Data items

━━━━━━

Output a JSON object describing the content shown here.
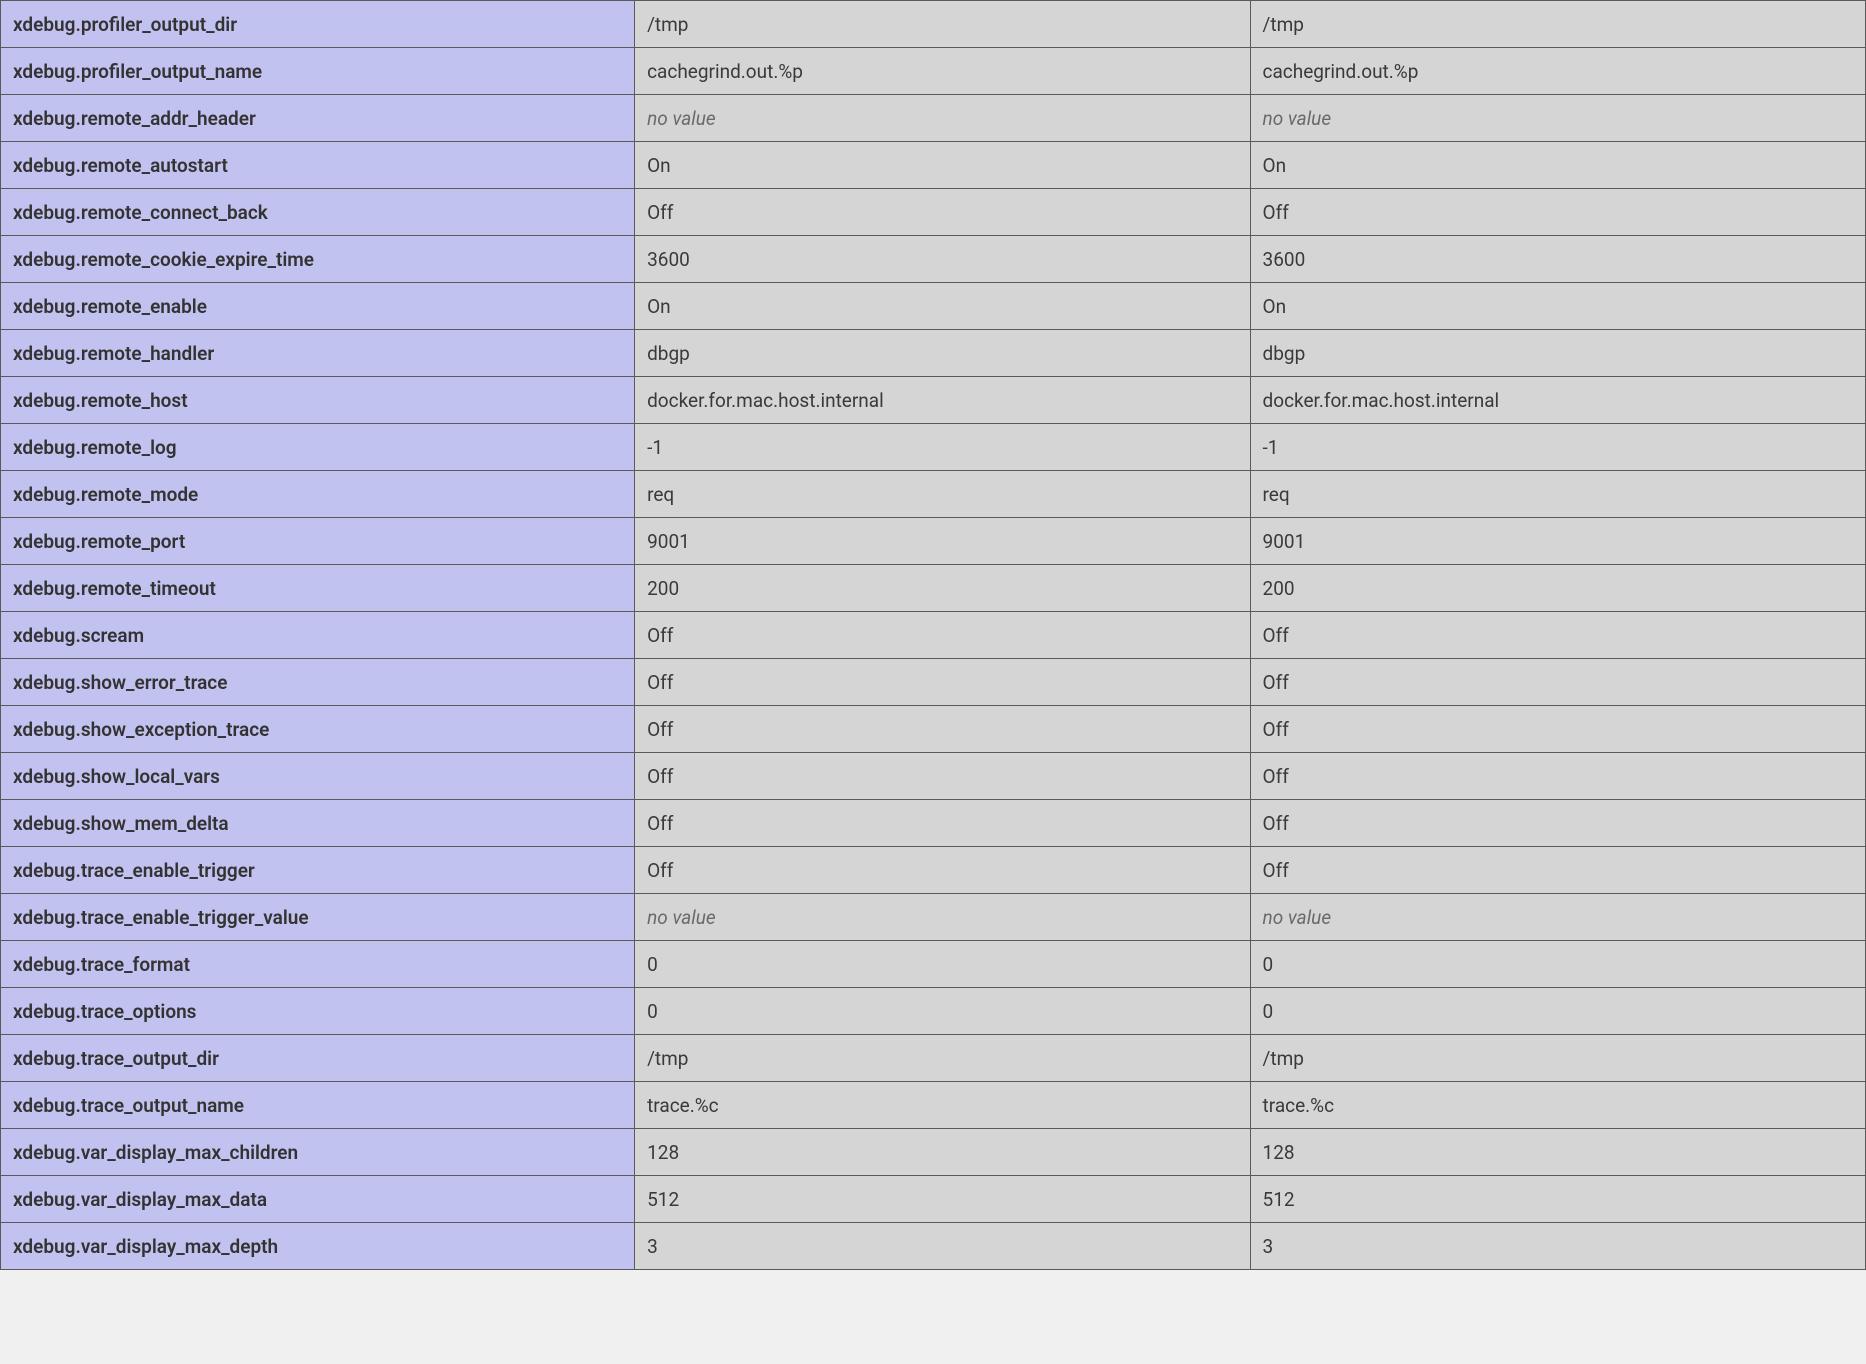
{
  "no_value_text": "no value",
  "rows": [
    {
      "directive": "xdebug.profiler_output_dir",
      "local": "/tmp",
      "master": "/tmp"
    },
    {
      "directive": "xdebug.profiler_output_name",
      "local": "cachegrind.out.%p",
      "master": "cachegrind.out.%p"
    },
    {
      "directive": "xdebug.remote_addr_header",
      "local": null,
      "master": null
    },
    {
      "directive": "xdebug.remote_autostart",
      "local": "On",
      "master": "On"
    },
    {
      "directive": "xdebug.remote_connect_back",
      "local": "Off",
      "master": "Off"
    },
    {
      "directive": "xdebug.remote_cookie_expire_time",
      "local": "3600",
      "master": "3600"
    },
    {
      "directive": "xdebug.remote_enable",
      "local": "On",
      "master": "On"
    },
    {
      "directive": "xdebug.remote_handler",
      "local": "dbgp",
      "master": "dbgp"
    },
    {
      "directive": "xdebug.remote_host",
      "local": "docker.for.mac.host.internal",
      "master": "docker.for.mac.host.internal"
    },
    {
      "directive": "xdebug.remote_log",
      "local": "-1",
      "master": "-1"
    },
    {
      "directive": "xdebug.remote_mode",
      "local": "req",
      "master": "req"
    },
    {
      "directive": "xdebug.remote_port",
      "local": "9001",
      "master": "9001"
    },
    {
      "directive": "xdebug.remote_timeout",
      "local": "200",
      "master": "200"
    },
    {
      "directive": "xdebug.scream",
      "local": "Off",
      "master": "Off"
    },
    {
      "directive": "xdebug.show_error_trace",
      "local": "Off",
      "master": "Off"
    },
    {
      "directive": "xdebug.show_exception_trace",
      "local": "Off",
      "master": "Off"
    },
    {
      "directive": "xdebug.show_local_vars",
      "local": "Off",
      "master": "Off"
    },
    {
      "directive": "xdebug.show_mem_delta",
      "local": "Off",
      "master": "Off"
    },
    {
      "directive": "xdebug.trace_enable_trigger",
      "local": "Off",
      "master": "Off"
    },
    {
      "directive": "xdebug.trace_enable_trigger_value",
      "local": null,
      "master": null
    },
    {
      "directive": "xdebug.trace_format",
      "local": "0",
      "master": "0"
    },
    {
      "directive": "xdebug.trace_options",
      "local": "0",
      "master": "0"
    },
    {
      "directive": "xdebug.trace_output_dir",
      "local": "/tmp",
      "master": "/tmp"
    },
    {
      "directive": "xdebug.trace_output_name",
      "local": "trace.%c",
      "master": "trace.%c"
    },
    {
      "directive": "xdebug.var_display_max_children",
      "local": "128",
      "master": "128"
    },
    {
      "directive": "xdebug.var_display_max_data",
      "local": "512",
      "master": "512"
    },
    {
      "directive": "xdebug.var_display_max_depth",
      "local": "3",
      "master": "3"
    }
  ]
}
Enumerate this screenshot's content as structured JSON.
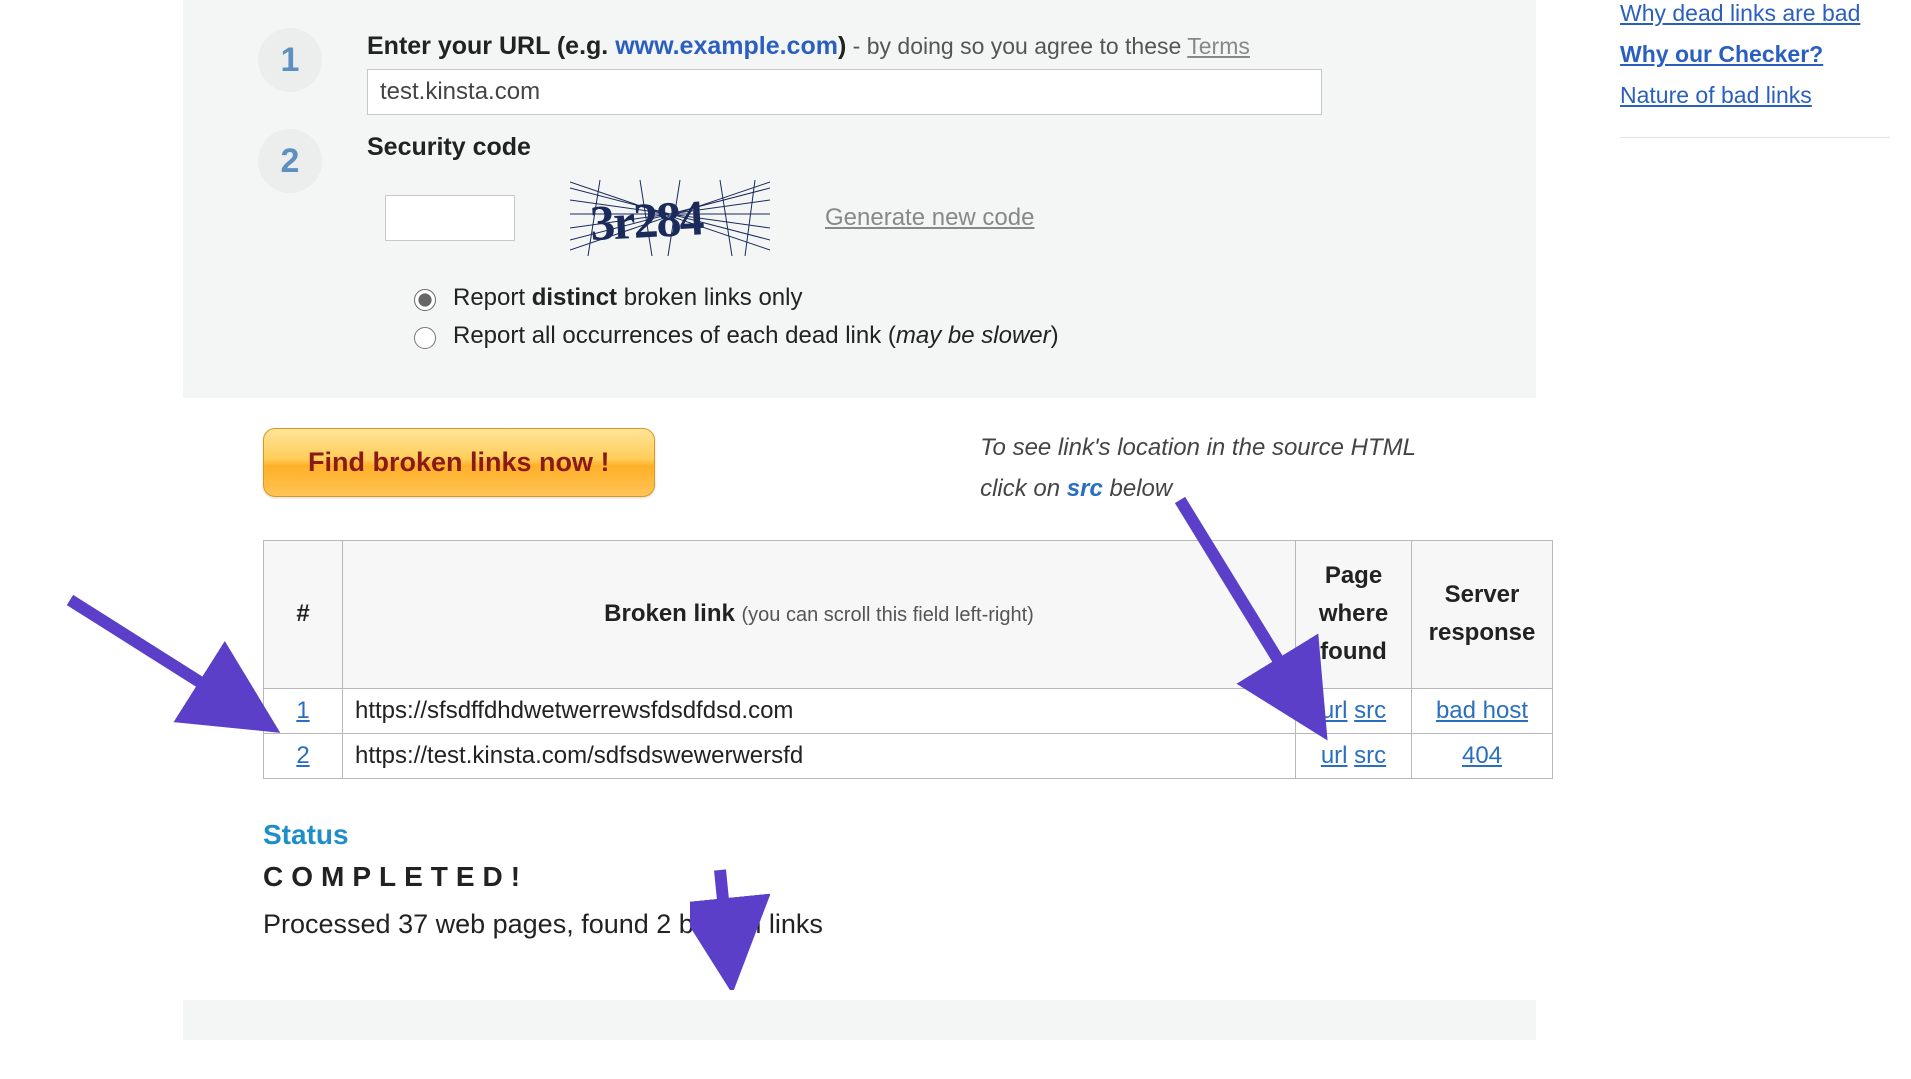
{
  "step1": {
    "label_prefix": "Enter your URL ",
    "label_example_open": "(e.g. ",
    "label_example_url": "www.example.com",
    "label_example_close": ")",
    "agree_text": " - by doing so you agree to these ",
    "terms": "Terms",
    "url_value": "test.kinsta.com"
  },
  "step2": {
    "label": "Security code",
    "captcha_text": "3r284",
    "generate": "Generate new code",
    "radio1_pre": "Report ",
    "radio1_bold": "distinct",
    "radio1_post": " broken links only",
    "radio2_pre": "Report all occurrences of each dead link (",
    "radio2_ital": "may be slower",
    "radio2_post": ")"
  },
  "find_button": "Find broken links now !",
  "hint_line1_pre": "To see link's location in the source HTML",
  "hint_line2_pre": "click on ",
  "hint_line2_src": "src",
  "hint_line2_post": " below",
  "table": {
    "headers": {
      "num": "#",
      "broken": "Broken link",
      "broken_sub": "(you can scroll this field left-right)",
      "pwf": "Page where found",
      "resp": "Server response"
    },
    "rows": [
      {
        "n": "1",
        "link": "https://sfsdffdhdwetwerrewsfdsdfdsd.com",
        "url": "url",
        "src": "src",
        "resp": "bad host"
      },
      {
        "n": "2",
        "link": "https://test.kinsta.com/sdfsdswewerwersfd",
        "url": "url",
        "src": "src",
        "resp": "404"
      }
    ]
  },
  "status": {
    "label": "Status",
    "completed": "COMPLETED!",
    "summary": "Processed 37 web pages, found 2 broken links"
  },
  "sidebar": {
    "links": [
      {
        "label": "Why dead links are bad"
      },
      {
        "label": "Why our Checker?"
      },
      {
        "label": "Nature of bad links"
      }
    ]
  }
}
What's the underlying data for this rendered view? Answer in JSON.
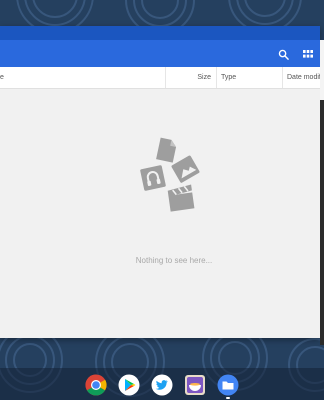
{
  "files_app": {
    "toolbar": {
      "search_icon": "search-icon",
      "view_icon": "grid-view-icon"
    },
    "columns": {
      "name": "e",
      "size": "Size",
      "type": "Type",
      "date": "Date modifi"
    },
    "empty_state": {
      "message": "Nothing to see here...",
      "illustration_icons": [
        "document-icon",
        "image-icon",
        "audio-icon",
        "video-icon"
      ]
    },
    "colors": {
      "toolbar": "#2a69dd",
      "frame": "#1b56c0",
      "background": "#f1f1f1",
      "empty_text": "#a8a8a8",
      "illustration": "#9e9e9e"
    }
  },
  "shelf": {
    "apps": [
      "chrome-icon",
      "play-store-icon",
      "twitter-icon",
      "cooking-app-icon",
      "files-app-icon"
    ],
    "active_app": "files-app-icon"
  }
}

━━━━━━

> [PROBLEM]
Pick out the lines above that hold the string "found" and show them.

> [CORRECT RESPONSE]
      "pwf": "Page where found",
    "summary": "Processed 37 web pages, found 2 broken links"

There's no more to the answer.